#### EXERCISE PROMPT:
State how many lines contain the string "PELAS", and write nothing else.

#### RECORDS PROVIDED:
☆ ☆ ☆ ☆ ☆
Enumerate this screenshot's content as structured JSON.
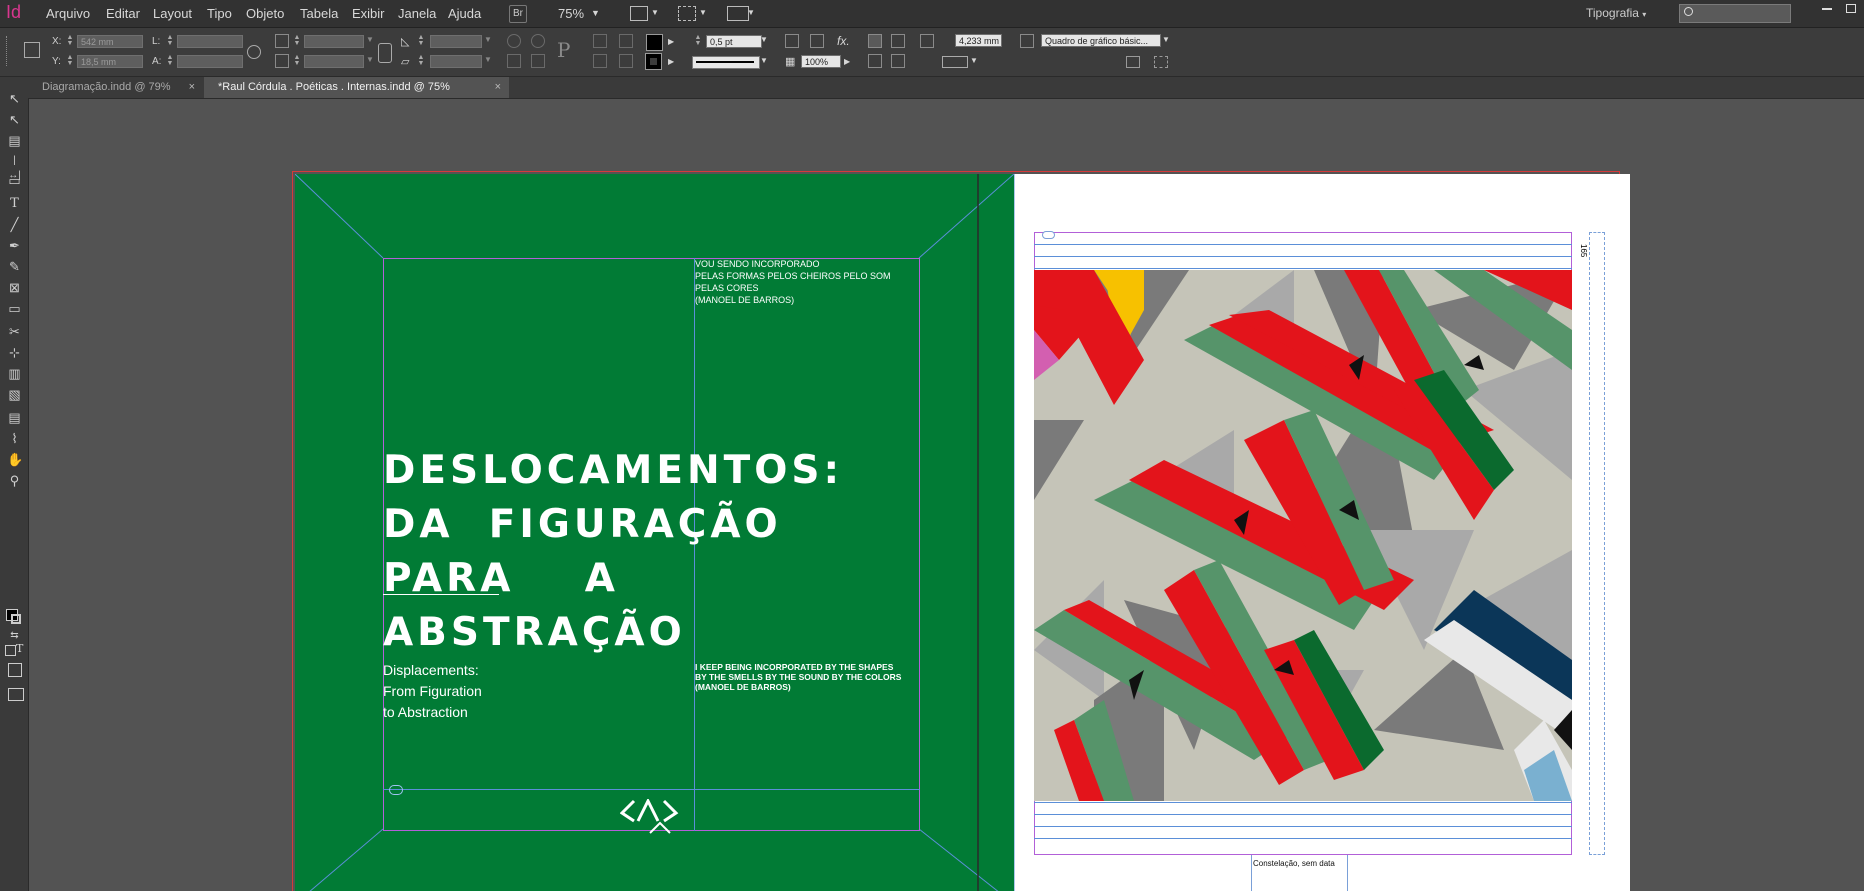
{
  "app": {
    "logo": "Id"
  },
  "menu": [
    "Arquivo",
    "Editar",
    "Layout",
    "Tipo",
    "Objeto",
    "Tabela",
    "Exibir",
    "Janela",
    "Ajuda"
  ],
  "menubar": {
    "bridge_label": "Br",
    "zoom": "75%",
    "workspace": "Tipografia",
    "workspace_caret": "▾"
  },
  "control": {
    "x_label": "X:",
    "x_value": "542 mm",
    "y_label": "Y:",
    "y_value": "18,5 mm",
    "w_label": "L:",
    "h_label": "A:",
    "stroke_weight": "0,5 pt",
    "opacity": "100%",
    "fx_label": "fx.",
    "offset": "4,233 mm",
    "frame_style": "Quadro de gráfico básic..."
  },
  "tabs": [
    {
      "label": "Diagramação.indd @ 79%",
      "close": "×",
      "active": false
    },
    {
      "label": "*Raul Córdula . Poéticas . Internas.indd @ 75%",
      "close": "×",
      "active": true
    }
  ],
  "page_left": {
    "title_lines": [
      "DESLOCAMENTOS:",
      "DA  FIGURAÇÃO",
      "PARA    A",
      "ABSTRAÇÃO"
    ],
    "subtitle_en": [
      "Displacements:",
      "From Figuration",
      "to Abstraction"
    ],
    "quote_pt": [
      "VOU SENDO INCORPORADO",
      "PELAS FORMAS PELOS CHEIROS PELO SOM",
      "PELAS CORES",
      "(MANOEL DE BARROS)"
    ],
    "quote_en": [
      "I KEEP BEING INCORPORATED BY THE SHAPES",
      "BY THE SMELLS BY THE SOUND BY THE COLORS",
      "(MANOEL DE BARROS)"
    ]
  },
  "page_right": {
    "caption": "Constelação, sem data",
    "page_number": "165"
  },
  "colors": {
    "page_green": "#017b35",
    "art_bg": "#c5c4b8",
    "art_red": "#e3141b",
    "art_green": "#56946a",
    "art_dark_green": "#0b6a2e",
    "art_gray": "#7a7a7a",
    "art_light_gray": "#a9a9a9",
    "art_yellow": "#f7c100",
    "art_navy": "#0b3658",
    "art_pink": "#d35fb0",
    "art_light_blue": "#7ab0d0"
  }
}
☆ ☆ ☆ ☆ ☆
#### FINISHED ANSWER:
2